** Task directions **
Exactly as written, please set down all of the entries again, with no pictures.

** Data **
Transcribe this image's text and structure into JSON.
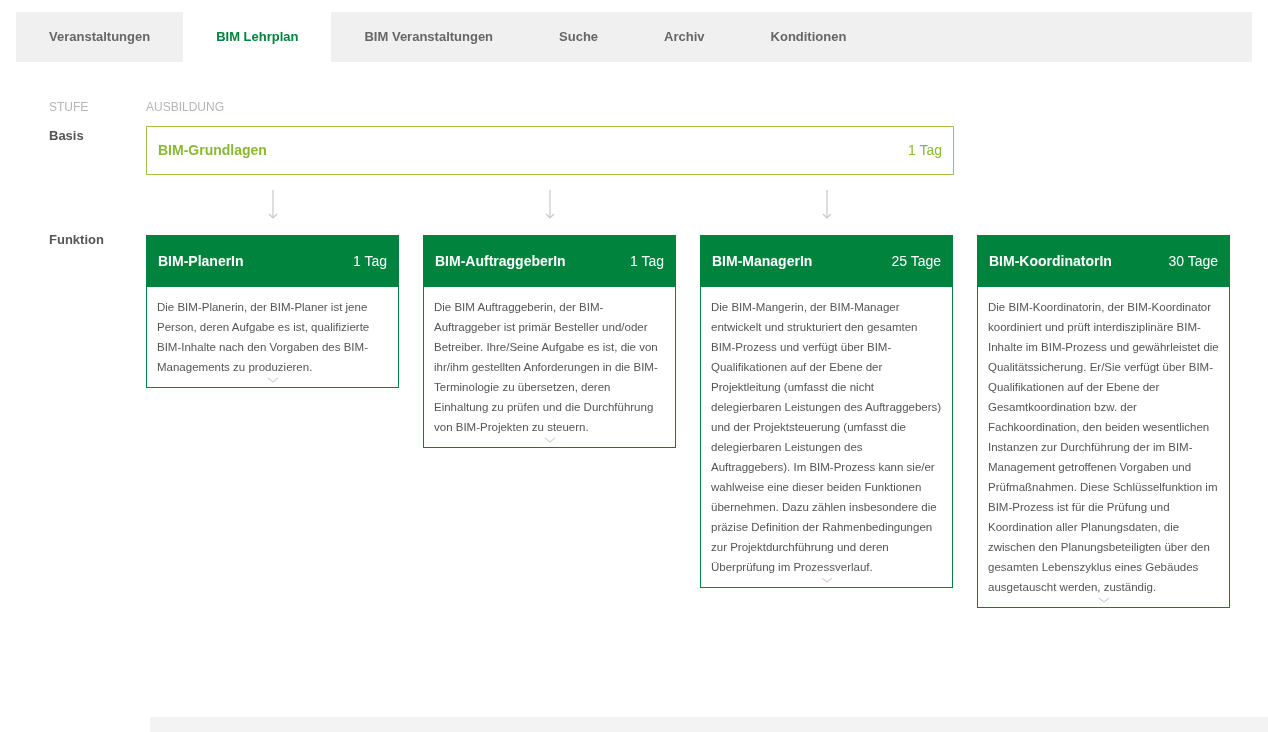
{
  "tabs": [
    {
      "label": "Veranstaltungen",
      "selected": false
    },
    {
      "label": "BIM Lehrplan",
      "selected": true
    },
    {
      "label": "BIM Veranstaltungen",
      "selected": false
    },
    {
      "label": "Suche",
      "selected": false
    },
    {
      "label": "Archiv",
      "selected": false
    },
    {
      "label": "Konditionen",
      "selected": false
    }
  ],
  "headers": {
    "level": "STUFE",
    "training": "AUSBILDUNG"
  },
  "basis": {
    "label": "Basis",
    "course": {
      "title": "BIM-Grundlagen",
      "duration": "1 Tag"
    }
  },
  "function": {
    "label": "Funktion",
    "cards": [
      {
        "title": "BIM-PlanerIn",
        "duration": "1 Tag",
        "linked": true,
        "description": "Die BIM-Planerin, der BIM-Planer ist jene Person, deren Aufgabe es ist, qualifizierte BIM-Inhalte nach den Vorgaben des BIM-Managements zu produzieren."
      },
      {
        "title": "BIM-AuftraggeberIn",
        "duration": "1 Tag",
        "linked": true,
        "description": "Die BIM Auftraggeberin, der BIM-Auftraggeber ist primär Besteller und/oder Betreiber. Ihre/Seine Aufgabe es ist, die von ihr/ihm gestellten Anforderungen in die BIM-Terminologie zu übersetzen, deren Einhaltung zu prüfen und die Durchführung von BIM-Projekten zu steuern."
      },
      {
        "title": "BIM-ManagerIn",
        "duration": "25 Tage",
        "linked": true,
        "description": "Die BIM-Mangerin, der BIM-Manager entwickelt und strukturiert den gesamten BIM-Prozess und verfügt über BIM-Qualifikationen auf der Ebene der Projektleitung (umfasst die nicht delegierbaren Leistungen des Auftraggebers) und der Projektsteuerung (umfasst die delegierbaren Leistungen des Auftraggebers). Im BIM-Prozess kann sie/er wahlweise eine dieser beiden Funktionen übernehmen. Dazu zählen insbesondere die präzise Definition der Rahmenbedingungen zur Projektdurchführung und deren Überprüfung im Prozessverlauf."
      },
      {
        "title": "BIM-KoordinatorIn",
        "duration": "30 Tage",
        "linked": false,
        "description": "Die BIM-Koordinatorin, der BIM-Koordinator koordiniert und prüft interdisziplinäre BIM-Inhalte im BIM-Prozess und gewährleistet die Qualitätssicherung. Er/Sie verfügt über BIM-Qualifikationen auf der Ebene der Gesamtkoordination bzw. der Fachkoordination, den beiden wesentlichen Instanzen zur Durchführung der im BIM-Management getroffenen Vorgaben und Prüfmaßnahmen. Diese Schlüsselfunktion im BIM-Prozess ist für die Prüfung und Koordination aller Planungsdaten, die zwischen den Planungsbeteiligten über den gesamten Lebenszyklus eines Gebäudes ausgetauscht werden, zuständig."
      }
    ]
  }
}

** Answer to this problem **
Transcribe this image's text and structure into JSON.
{
  "tabs": [
    {
      "label": "Veranstaltungen",
      "selected": false
    },
    {
      "label": "BIM Lehrplan",
      "selected": true
    },
    {
      "label": "BIM Veranstaltungen",
      "selected": false
    },
    {
      "label": "Suche",
      "selected": false
    },
    {
      "label": "Archiv",
      "selected": false
    },
    {
      "label": "Konditionen",
      "selected": false
    }
  ],
  "headers": {
    "level": "STUFE",
    "training": "AUSBILDUNG"
  },
  "basis": {
    "label": "Basis",
    "course": {
      "title": "BIM-Grundlagen",
      "duration": "1 Tag"
    }
  },
  "function": {
    "label": "Funktion",
    "cards": [
      {
        "title": "BIM-PlanerIn",
        "duration": "1 Tag",
        "linked": true,
        "description": "Die BIM-Planerin, der BIM-Planer ist jene Person, deren Aufgabe es ist, qualifizierte BIM-Inhalte nach den Vorgaben des BIM-Managements zu produzieren."
      },
      {
        "title": "BIM-AuftraggeberIn",
        "duration": "1 Tag",
        "linked": true,
        "description": "Die BIM Auftraggeberin, der BIM-Auftraggeber ist primär Besteller und/oder Betreiber. Ihre/Seine Aufgabe es ist, die von ihr/ihm gestellten Anforderungen in die BIM-Terminologie zu übersetzen, deren Einhaltung zu prüfen und die Durchführung von BIM-Projekten zu steuern."
      },
      {
        "title": "BIM-ManagerIn",
        "duration": "25 Tage",
        "linked": true,
        "description": "Die BIM-Mangerin, der BIM-Manager entwickelt und strukturiert den gesamten BIM-Prozess und verfügt über BIM-Qualifikationen auf der Ebene der Projektleitung (umfasst die nicht delegierbaren Leistungen des Auftraggebers) und der Projektsteuerung (umfasst die delegierbaren Leistungen des Auftraggebers). Im BIM-Prozess kann sie/er wahlweise eine dieser beiden Funktionen übernehmen. Dazu zählen insbesondere die präzise Definition der Rahmenbedingungen zur Projektdurchführung und deren Überprüfung im Prozessverlauf."
      },
      {
        "title": "BIM-KoordinatorIn",
        "duration": "30 Tage",
        "linked": false,
        "description": "Die BIM-Koordinatorin, der BIM-Koordinator koordiniert und prüft interdisziplinäre BIM-Inhalte im BIM-Prozess und gewährleistet die Qualitätssicherung. Er/Sie verfügt über BIM-Qualifikationen auf der Ebene der Gesamtkoordination bzw. der Fachkoordination, den beiden wesentlichen Instanzen zur Durchführung der im BIM-Management getroffenen Vorgaben und Prüfmaßnahmen. Diese Schlüsselfunktion im BIM-Prozess ist für die Prüfung und Koordination aller Planungsdaten, die zwischen den Planungsbeteiligten über den gesamten Lebenszyklus eines Gebäudes ausgetauscht werden, zuständig."
      }
    ]
  }
}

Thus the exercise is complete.